Check every line for the word "color" and give the number of lines where it occurs, nothing else.
* Start Dataset rows *
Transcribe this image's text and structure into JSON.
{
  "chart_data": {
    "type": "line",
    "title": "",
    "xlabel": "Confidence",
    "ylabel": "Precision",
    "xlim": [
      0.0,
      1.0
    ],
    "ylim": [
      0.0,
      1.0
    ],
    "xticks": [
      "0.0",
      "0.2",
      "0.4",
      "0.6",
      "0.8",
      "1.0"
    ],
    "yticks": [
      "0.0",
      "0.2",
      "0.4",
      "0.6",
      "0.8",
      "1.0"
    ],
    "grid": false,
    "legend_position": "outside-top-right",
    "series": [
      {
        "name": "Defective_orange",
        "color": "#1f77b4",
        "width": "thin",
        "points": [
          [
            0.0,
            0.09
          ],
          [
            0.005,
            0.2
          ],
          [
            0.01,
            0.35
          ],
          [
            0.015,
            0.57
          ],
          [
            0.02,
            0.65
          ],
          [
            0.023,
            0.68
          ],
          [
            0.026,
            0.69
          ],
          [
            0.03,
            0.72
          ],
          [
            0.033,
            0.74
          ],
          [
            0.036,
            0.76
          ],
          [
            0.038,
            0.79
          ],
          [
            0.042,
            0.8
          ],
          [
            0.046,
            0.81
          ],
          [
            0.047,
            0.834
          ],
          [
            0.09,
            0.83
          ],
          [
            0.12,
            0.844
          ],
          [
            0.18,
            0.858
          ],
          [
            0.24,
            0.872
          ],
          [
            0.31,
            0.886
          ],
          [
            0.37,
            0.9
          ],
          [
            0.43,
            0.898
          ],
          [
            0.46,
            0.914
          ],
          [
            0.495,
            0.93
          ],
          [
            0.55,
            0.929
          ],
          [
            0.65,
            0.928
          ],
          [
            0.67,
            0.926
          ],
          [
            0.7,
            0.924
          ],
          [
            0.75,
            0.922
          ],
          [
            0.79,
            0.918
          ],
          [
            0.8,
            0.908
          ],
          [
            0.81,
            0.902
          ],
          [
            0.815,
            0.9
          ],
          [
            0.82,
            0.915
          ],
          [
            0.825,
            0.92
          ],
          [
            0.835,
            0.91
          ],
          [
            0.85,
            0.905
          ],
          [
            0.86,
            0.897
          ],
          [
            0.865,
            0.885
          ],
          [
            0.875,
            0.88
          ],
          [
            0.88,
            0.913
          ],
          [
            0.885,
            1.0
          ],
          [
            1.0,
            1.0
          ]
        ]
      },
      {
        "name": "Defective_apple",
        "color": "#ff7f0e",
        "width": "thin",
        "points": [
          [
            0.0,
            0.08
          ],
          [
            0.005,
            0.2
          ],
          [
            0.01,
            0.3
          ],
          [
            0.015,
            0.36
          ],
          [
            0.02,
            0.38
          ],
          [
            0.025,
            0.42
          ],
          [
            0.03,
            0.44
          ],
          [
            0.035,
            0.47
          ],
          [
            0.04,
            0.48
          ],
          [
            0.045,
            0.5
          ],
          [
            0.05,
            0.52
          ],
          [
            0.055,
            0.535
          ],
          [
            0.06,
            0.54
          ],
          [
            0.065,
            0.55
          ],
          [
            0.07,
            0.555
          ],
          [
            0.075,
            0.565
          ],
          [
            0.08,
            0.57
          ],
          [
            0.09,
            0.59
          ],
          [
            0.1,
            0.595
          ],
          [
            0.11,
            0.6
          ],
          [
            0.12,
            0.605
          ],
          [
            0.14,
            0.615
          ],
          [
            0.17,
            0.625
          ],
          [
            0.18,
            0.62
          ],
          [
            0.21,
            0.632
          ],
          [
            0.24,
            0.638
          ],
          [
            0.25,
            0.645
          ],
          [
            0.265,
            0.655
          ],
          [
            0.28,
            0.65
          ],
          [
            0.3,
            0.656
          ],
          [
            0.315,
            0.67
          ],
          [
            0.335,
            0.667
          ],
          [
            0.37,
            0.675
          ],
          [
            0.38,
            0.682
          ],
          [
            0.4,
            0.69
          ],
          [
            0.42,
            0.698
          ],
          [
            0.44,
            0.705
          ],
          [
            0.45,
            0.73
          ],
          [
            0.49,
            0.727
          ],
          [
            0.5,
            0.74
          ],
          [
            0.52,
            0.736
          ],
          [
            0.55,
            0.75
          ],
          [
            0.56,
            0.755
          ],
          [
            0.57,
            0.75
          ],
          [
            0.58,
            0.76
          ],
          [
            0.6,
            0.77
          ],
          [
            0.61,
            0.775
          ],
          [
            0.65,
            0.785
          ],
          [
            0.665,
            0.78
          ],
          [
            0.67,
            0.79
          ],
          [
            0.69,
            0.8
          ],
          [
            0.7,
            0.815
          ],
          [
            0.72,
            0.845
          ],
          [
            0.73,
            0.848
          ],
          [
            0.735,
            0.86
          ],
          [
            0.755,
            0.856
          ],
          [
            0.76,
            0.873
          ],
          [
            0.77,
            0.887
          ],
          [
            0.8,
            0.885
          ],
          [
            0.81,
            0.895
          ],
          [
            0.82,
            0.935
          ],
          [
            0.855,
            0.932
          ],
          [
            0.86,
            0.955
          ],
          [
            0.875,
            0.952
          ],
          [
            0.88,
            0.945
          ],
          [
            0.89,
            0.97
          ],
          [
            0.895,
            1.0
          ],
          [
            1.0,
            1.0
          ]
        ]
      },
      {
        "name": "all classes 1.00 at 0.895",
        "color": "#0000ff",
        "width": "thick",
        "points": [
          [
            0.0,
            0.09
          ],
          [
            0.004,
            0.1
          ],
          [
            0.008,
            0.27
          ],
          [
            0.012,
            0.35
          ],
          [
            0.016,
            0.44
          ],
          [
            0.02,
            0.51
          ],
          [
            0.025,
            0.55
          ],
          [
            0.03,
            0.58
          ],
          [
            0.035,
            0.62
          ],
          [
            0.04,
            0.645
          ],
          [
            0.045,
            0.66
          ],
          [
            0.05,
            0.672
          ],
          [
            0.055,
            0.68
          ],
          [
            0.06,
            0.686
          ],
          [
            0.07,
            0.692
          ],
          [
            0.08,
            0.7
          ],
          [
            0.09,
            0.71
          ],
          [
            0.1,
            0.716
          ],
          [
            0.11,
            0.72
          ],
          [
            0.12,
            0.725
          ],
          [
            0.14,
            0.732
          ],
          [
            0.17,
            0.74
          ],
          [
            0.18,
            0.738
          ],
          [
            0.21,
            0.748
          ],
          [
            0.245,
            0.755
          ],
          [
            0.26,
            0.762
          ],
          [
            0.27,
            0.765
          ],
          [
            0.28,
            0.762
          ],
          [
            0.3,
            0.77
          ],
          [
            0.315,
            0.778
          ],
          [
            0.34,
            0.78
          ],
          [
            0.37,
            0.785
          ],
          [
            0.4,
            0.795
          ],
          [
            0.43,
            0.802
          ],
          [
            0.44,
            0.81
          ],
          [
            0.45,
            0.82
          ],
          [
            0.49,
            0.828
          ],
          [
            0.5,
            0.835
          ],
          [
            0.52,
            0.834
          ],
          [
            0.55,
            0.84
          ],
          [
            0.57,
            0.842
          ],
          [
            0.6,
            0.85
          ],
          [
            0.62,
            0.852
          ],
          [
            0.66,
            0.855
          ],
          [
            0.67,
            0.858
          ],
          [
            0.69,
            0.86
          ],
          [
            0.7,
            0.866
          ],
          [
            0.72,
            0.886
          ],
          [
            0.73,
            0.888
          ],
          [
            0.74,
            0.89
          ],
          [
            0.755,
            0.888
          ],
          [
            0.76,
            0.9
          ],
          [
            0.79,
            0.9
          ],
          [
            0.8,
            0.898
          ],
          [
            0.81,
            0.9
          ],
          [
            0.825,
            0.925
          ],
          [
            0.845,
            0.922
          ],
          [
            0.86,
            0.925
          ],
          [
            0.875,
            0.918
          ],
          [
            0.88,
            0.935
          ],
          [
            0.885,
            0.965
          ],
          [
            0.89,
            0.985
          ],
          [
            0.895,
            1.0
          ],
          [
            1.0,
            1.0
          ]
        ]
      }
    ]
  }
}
* End Dataset rows *
### The solution
3